*TASK OBJECTIVE*
Reply with one number: the count of lines in the records below that hold "sterven".

(Dataset items)

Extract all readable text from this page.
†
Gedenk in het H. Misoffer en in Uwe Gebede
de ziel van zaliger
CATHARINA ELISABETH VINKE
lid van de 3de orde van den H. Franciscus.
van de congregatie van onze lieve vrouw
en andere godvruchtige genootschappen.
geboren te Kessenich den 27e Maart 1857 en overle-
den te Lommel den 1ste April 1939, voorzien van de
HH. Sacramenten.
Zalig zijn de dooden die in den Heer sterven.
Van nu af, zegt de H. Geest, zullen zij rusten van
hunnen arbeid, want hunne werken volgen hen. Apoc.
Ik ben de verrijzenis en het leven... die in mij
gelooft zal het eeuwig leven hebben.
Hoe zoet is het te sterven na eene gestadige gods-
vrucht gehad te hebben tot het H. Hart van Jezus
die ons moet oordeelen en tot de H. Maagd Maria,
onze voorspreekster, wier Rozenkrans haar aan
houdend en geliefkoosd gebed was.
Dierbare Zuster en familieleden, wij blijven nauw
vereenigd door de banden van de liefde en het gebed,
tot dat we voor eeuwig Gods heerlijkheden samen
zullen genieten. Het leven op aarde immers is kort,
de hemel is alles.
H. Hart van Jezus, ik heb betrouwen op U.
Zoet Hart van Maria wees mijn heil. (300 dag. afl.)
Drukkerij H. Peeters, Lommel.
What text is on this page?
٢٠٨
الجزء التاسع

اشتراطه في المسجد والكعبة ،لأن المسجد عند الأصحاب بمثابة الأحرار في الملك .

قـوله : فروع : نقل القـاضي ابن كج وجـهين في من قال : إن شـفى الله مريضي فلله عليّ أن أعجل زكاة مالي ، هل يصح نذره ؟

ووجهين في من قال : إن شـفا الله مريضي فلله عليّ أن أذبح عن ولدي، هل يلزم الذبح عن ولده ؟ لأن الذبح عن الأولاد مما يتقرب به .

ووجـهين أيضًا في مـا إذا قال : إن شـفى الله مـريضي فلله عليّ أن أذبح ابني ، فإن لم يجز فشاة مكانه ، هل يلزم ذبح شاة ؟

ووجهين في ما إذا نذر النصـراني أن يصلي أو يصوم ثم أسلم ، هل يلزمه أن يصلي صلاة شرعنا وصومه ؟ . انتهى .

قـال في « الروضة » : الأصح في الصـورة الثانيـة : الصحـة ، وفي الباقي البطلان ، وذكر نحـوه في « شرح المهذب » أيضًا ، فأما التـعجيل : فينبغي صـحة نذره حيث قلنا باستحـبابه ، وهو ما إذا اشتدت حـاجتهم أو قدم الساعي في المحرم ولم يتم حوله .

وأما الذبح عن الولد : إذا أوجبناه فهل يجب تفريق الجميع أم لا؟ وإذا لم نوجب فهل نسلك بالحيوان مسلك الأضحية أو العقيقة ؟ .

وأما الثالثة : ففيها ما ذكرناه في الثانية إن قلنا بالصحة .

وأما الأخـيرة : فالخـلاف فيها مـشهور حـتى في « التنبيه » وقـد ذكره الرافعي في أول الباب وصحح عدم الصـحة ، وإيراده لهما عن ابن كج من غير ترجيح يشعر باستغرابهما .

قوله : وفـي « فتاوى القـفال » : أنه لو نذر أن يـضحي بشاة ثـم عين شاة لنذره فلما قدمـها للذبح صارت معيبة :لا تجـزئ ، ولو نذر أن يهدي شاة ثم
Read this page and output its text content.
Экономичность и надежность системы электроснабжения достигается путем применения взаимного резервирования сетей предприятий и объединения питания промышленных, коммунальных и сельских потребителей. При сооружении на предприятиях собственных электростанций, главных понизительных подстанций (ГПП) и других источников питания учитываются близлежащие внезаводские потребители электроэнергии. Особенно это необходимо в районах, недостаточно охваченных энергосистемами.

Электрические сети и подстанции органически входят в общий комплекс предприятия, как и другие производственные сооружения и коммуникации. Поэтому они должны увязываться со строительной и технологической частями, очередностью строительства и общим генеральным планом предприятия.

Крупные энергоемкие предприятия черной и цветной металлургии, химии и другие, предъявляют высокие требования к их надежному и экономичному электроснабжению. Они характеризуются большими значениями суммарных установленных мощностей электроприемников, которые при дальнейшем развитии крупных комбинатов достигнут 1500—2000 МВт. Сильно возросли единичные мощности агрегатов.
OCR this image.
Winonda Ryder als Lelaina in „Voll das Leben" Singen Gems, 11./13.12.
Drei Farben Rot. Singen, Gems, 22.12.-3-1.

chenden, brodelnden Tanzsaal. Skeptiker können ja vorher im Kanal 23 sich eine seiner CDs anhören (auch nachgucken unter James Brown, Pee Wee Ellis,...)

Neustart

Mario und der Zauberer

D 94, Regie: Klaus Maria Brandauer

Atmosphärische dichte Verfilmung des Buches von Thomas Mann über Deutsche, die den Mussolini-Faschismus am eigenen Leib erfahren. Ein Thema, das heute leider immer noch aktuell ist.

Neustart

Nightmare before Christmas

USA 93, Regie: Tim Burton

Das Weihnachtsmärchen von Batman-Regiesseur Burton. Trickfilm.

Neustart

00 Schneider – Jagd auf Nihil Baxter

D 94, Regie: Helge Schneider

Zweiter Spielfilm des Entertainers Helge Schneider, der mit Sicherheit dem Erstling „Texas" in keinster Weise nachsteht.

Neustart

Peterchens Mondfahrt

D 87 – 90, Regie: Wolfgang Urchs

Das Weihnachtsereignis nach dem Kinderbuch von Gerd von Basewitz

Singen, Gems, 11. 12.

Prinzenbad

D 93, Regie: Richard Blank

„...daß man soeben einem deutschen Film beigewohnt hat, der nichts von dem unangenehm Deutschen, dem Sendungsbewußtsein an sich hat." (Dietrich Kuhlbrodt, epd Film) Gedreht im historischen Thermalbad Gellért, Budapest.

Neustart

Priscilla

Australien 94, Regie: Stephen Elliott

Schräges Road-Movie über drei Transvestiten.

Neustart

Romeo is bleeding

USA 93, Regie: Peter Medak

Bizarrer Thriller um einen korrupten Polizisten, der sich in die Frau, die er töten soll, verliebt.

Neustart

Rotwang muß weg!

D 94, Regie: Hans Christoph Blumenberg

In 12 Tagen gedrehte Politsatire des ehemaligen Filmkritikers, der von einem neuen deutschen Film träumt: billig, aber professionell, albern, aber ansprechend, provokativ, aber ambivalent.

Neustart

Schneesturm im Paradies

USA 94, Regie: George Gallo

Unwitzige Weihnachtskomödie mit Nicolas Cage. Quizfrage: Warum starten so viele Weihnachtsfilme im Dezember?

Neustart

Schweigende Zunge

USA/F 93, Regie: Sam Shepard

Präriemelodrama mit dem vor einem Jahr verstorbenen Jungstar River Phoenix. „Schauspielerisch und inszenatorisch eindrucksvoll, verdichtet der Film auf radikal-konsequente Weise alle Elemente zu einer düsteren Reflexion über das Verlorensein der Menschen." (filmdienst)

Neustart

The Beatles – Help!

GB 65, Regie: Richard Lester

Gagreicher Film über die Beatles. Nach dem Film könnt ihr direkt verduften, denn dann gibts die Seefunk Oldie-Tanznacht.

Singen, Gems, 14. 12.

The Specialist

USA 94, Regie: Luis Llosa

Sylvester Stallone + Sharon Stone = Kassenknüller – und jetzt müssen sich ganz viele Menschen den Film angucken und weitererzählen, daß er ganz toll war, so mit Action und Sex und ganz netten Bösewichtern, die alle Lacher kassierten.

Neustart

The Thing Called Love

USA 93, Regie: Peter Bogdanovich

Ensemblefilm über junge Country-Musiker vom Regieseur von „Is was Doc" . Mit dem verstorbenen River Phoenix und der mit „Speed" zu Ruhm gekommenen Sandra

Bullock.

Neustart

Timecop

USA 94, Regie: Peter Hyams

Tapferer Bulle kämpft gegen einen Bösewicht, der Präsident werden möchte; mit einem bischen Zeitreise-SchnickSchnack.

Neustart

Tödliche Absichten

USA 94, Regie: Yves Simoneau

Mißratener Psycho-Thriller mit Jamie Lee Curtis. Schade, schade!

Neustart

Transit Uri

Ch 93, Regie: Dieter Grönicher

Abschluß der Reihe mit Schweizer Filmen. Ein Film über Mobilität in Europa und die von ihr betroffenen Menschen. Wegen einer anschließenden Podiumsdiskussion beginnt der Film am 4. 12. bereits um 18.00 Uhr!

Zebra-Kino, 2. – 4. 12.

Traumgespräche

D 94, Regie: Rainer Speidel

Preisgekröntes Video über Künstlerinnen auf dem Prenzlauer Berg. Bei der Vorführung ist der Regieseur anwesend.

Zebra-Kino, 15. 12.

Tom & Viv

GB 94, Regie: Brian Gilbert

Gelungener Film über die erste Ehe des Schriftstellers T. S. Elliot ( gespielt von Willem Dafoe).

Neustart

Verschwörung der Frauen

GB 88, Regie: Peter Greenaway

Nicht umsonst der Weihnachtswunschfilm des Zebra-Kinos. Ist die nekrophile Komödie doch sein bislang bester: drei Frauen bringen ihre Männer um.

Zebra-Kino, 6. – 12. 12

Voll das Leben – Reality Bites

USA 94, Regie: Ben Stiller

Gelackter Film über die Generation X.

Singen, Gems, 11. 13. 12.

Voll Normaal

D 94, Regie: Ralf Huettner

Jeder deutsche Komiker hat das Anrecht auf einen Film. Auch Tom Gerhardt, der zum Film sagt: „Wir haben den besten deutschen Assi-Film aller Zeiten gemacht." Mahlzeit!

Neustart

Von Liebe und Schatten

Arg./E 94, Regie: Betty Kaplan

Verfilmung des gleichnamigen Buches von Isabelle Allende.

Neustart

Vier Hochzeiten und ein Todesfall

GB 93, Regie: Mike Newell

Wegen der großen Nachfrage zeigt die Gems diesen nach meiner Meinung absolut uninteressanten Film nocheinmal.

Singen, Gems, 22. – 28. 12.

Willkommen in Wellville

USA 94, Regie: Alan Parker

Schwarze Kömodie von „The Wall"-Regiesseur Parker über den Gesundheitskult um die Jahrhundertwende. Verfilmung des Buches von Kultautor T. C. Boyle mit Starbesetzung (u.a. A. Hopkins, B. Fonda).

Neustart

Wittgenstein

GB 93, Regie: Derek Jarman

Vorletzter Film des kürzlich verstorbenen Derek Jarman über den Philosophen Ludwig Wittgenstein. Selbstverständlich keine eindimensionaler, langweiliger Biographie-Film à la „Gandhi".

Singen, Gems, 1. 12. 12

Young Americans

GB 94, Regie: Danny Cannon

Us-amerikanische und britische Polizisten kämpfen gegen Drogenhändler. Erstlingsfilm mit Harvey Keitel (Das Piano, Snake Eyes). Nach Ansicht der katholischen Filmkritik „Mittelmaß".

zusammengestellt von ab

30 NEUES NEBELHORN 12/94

*OUTPUT BELOW*
2